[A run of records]
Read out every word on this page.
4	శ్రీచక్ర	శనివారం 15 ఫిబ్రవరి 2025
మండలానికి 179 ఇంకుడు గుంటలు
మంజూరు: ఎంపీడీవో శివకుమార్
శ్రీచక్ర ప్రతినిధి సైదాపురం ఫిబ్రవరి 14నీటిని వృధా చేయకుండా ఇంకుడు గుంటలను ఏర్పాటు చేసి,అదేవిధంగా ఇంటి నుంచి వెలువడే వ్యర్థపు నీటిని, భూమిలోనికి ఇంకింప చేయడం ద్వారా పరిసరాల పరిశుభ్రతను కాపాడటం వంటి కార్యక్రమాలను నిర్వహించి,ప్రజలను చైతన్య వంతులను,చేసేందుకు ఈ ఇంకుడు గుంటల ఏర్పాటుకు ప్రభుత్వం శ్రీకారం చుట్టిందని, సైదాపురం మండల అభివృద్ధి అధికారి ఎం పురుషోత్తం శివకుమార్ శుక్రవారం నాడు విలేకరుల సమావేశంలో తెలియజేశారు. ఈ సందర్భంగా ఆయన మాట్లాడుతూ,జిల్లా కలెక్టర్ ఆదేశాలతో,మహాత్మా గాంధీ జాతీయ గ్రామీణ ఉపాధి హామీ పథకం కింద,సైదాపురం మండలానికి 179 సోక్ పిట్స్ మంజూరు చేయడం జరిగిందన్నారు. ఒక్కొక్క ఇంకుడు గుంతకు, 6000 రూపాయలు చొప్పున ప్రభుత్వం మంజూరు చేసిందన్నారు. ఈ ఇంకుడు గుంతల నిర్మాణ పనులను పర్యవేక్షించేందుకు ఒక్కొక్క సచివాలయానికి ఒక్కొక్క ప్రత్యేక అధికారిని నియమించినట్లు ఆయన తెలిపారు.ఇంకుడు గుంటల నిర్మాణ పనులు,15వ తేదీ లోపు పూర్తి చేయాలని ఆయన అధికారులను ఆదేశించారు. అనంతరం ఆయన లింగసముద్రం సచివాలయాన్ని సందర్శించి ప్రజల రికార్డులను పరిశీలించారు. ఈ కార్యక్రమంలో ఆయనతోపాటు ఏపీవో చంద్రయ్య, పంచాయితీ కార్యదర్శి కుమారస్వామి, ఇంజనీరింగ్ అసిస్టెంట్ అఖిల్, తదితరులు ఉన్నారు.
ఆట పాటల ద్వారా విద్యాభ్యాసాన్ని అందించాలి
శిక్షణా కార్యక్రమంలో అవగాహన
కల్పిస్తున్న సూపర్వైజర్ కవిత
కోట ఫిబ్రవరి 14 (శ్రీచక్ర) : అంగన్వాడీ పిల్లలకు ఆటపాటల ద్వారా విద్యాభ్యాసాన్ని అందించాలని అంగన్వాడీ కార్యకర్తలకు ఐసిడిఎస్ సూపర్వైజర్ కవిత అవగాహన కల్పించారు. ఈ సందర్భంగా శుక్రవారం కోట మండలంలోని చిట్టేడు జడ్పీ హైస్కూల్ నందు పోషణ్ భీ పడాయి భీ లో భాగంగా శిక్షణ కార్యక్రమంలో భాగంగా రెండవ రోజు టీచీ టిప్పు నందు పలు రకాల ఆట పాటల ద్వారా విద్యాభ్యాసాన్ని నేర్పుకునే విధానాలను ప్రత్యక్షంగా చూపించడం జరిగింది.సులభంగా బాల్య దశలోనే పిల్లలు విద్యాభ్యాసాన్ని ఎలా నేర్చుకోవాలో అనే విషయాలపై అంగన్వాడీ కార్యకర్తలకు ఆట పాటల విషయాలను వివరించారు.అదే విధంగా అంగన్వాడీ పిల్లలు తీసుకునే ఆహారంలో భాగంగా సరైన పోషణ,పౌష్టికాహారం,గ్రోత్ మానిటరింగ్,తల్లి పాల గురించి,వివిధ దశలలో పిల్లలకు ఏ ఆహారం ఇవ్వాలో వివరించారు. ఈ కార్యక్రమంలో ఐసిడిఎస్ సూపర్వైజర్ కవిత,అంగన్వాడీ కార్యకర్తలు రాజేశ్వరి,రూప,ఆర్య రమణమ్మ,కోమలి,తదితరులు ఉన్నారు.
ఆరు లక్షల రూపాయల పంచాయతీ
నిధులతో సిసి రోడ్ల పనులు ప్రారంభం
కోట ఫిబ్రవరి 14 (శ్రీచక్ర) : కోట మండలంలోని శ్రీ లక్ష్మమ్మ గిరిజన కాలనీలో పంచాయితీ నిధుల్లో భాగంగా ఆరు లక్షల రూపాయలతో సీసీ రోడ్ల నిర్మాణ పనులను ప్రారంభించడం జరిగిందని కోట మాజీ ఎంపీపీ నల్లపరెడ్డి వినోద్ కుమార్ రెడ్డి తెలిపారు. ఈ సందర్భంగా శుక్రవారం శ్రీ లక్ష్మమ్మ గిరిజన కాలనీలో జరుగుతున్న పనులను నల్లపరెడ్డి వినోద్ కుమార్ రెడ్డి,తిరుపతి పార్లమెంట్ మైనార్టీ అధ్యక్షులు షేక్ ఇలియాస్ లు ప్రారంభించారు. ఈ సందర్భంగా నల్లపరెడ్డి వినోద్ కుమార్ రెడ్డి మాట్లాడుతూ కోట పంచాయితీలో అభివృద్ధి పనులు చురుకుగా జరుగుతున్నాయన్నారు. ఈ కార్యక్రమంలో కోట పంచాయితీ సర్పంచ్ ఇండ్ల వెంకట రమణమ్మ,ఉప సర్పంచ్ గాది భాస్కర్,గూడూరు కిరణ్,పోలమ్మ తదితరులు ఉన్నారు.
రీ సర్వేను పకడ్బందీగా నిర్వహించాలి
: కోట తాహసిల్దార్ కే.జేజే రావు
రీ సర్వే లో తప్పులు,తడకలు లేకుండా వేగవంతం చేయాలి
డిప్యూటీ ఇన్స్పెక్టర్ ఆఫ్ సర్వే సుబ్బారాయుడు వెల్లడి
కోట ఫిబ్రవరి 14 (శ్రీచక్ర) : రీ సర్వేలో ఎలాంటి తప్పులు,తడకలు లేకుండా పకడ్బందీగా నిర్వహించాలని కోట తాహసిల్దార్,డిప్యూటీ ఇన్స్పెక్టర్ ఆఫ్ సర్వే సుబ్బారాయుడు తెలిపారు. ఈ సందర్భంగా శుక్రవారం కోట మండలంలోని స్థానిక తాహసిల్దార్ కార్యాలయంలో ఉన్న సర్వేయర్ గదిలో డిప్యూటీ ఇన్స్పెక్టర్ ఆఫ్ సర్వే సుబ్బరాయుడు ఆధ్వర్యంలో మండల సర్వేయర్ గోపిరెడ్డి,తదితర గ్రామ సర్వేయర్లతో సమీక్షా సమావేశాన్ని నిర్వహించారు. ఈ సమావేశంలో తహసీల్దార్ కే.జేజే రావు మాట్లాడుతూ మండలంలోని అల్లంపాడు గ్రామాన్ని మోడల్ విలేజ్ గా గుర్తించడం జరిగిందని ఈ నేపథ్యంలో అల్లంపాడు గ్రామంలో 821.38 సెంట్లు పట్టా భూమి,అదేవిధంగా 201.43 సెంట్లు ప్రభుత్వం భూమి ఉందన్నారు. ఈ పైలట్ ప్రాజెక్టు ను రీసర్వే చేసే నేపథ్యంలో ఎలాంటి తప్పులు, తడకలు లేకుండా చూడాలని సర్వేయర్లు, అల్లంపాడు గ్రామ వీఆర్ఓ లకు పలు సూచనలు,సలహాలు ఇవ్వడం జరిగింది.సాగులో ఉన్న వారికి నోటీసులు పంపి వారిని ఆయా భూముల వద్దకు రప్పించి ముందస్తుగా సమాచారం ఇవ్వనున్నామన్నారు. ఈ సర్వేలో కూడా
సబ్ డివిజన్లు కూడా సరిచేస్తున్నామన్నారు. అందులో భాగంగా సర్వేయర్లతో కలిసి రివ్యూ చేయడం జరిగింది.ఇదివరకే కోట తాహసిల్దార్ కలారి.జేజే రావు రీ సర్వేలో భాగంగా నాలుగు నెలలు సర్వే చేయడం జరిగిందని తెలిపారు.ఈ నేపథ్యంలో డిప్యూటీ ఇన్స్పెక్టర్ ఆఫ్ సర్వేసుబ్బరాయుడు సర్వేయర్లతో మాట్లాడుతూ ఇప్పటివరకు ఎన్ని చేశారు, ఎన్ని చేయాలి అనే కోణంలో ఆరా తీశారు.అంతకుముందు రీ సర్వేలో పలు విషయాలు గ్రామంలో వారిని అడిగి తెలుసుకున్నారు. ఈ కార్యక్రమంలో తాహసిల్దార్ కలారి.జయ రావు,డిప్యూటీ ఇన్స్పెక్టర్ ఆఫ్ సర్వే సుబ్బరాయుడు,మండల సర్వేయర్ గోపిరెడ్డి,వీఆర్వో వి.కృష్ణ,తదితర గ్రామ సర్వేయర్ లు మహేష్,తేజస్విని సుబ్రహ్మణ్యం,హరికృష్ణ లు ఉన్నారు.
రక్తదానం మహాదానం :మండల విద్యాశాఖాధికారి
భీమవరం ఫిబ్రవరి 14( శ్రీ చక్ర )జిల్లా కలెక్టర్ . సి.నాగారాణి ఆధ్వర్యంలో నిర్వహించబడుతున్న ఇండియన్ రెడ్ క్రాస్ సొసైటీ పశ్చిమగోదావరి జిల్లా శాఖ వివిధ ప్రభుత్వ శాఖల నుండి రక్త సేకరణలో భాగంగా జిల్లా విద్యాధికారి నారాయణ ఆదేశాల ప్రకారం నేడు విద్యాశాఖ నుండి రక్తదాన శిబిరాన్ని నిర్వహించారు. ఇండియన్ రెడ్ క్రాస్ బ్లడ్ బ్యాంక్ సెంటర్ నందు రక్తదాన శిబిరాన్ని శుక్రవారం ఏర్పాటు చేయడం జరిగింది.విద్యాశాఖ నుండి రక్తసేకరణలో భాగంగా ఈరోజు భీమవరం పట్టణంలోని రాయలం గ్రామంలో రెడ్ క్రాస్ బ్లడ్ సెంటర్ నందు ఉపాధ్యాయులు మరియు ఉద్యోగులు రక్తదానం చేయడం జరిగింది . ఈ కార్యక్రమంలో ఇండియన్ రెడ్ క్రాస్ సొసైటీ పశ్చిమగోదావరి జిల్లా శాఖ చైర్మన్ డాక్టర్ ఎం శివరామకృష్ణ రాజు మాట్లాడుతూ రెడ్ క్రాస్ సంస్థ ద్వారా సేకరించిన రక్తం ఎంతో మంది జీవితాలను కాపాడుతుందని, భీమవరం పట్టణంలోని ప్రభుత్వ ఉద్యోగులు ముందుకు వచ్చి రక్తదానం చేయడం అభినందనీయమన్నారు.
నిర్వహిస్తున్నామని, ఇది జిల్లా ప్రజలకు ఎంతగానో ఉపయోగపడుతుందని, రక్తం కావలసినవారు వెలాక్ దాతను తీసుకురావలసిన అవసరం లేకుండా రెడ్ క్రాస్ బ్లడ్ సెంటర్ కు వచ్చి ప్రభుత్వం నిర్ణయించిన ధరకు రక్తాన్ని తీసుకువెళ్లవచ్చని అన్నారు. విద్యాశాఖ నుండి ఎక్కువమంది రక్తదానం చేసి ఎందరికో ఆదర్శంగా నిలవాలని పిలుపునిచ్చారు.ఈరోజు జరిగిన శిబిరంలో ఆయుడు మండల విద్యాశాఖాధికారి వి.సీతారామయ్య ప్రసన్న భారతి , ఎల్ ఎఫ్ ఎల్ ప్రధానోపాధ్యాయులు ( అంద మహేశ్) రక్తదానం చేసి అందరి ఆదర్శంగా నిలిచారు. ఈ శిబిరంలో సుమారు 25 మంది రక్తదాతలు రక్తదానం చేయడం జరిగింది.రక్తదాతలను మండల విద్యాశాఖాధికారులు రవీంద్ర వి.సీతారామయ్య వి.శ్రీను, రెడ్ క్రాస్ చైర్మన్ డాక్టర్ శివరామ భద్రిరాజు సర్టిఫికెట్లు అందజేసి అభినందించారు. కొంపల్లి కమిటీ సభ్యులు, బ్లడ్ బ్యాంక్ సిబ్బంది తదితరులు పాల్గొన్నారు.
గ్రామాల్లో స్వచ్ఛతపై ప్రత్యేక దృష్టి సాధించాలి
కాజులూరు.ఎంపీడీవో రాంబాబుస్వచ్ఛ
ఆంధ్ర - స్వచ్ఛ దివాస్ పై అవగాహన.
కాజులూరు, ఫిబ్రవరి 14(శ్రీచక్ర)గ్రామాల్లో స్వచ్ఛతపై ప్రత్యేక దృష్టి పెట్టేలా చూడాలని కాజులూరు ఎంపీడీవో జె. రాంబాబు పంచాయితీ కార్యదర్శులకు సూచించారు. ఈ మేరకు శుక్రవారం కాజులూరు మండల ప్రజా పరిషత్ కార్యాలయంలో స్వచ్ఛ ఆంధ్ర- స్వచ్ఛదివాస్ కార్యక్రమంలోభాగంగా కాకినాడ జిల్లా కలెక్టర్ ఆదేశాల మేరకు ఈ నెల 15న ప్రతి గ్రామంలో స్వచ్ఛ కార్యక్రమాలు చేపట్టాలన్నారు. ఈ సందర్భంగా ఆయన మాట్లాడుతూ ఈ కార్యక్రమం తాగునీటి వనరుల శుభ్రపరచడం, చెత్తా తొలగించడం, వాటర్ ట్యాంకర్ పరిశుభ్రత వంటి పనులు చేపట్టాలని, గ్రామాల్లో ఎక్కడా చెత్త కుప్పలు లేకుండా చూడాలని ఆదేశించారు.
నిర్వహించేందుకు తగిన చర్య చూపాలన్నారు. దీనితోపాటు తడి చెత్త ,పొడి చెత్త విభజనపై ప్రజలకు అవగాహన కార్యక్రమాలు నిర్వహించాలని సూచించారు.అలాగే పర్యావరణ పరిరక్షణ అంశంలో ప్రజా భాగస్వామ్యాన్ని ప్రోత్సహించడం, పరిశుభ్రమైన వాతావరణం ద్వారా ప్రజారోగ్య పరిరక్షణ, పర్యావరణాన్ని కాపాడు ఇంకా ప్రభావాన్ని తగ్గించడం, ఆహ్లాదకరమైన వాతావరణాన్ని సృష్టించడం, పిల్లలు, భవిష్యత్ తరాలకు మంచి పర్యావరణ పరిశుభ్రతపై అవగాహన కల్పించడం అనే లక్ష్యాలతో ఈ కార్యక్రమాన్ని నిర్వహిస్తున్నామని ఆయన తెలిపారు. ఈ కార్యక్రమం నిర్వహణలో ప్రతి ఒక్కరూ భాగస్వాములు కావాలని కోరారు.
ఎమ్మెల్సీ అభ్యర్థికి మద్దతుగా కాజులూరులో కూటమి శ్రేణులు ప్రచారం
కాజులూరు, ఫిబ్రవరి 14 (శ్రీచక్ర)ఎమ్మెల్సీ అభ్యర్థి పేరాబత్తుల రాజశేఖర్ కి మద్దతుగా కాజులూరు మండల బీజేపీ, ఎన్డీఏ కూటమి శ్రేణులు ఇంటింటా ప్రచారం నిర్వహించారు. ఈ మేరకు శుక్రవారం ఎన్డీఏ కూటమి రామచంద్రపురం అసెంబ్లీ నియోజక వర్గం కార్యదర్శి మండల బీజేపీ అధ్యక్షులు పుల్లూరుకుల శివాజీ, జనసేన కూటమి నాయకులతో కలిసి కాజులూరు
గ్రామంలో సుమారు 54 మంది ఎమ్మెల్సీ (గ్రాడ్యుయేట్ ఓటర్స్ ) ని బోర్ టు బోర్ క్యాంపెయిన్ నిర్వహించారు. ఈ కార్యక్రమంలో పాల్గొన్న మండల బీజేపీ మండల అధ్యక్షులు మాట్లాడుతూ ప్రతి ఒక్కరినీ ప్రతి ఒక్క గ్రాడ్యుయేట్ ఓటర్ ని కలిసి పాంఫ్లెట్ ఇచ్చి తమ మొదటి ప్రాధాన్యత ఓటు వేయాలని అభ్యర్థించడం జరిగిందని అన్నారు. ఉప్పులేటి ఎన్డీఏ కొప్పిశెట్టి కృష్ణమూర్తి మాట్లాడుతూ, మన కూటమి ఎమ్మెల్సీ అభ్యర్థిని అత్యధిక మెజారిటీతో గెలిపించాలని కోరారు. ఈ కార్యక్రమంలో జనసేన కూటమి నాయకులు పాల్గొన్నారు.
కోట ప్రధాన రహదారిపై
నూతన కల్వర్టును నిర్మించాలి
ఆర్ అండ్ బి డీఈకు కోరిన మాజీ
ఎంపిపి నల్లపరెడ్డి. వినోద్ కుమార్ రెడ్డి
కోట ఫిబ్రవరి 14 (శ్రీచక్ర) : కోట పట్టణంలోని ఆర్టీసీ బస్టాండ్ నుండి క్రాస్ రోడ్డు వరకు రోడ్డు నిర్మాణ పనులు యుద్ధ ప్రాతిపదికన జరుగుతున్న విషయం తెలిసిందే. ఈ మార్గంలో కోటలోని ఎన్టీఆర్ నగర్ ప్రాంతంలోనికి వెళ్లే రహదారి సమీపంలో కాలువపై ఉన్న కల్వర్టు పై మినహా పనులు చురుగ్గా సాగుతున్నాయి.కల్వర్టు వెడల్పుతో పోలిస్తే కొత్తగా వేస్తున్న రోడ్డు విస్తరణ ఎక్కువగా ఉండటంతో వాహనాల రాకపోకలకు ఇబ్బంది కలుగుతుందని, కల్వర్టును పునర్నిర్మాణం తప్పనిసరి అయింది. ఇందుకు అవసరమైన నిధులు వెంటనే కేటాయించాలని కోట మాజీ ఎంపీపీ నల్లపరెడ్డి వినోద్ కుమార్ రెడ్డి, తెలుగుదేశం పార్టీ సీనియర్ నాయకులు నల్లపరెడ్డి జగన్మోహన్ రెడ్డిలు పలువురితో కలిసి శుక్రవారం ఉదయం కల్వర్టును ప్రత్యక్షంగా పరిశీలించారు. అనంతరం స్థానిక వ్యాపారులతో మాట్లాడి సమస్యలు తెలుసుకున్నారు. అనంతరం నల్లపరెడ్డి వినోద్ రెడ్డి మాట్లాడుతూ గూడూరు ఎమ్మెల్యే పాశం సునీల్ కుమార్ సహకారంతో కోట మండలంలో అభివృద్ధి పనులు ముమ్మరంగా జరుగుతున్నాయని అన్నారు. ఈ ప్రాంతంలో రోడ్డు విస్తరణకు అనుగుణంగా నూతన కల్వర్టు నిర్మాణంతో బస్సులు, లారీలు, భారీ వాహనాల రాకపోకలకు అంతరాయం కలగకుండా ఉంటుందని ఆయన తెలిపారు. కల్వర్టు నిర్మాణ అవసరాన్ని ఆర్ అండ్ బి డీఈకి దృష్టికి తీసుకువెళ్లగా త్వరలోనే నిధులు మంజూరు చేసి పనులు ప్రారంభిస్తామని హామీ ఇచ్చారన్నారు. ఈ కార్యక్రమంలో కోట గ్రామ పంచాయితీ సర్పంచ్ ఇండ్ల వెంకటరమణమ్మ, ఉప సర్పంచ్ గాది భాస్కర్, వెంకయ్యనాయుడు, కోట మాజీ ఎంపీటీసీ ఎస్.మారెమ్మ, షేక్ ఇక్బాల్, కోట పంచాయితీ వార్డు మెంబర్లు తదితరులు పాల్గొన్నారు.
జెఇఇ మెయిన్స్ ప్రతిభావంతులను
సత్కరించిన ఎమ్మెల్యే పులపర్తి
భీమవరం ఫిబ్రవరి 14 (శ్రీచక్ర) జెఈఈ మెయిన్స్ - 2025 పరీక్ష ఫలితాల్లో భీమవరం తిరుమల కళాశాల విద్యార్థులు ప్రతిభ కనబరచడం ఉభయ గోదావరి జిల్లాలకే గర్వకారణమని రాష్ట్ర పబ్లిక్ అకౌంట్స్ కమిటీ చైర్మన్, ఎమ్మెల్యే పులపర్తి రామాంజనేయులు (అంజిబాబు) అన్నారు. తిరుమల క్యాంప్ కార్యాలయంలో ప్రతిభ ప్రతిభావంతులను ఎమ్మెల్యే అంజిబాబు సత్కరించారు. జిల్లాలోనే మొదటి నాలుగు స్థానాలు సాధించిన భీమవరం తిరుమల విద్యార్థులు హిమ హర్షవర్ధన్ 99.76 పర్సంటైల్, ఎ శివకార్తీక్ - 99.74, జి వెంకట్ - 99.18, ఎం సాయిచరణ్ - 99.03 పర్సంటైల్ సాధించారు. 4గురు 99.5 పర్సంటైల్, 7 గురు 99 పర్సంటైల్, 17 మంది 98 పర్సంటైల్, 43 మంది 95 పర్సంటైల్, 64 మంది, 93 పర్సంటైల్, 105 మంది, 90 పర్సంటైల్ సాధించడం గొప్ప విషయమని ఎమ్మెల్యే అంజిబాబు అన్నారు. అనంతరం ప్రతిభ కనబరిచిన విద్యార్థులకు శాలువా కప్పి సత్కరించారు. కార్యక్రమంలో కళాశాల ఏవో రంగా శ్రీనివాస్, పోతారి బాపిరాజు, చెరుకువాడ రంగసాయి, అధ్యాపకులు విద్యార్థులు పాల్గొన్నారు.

* [TASK]:
Copy in full each line that holds the word "రజలక".

* [RIGHT ANSWER]:
నిర్వహిస్తున్నామని, ఇది జిల్లా ప్రజలకు ఎంతగానో ఉపయోగపడుతుందని, రక్తం కావలసినవారు వెలాక్ దాతను తీసుకురావలసిన అవసరం లేకుండా రెడ్ క్రాస్ బ్లడ్ సెంటర్ కు వచ్చి ప్రభుత్వం నిర్ణయించిన ధరకు రక్తాన్ని తీసుకువెళ్లవచ్చని అన్నారు. విద్యాశాఖ నుండి ఎక్కువమంది రక్తదానం చేసి ఎందరికో ఆదర్శంగా నిలవాలని పిలుపునిచ్చారు.ఈరోజు జరిగిన శిబిరంలో ఆయుడు మండల విద్యాశాఖాధికారి వి.సీతారామయ్య ప్రసన్న భారతి , ఎల్ ఎఫ్ ఎల్ ప్రధానోపాధ్యాయులు ( అంద మహేశ్) రక్తదానం చేసి అందరి ఆదర్శంగా నిలిచారు. ఈ శిబిరంలో సుమారు 25 మంది రక్తదాతలు రక్తదానం చేయడం జరిగింది.రక్తదాతలను మండల విద్యాశాఖాధికారులు రవీంద్ర వి.సీతారామయ్య వి.శ్రీను, రెడ్ క్రాస్ చైర్మన్ డాక్టర్ శివరామ భద్రిరాజు సర్టిఫికెట్లు అందజేసి అభినందించారు. కొంపల్లి కమిటీ సభ్యులు, బ్లడ్ బ్యాంక్ సిబ్బంది తదితరులు పాల్గొన్నారు.
నిర్వహించేందుకు తగిన చర్య చూపాలన్నారు. దీనితోపాటు తడి చెత్త ,పొడి చెత్త విభజనపై ప్రజలకు అవగాహన కార్యక్రమాలు నిర్వహించాలని సూచించారు.అలాగే పర్యావరణ పరిరక్షణ అంశంలో ప్రజా భాగస్వామ్యాన్ని ప్రోత్సహించడం, పరిశుభ్రమైన వాతావరణం ద్వారా ప్రజారోగ్య పరిరక్షణ, పర్యావరణాన్ని కాపాడు ఇంకా ప్రభావాన్ని తగ్గించడం, ఆహ్లాదకరమైన వాతావరణాన్ని సృష్టించడం, పిల్లలు, భవిష్యత్ తరాలకు మంచి పర్యావరణ పరిశుభ్రతపై అవగాహన కల్పించడం అనే లక్ష్యాలతో ఈ కార్యక్రమాన్ని నిర్వహిస్తున్నామని ఆయన తెలిపారు. ఈ కార్యక్రమం నిర్వహణలో ప్రతి ఒక్కరూ భాగస్వాములు కావాలని కోరారు.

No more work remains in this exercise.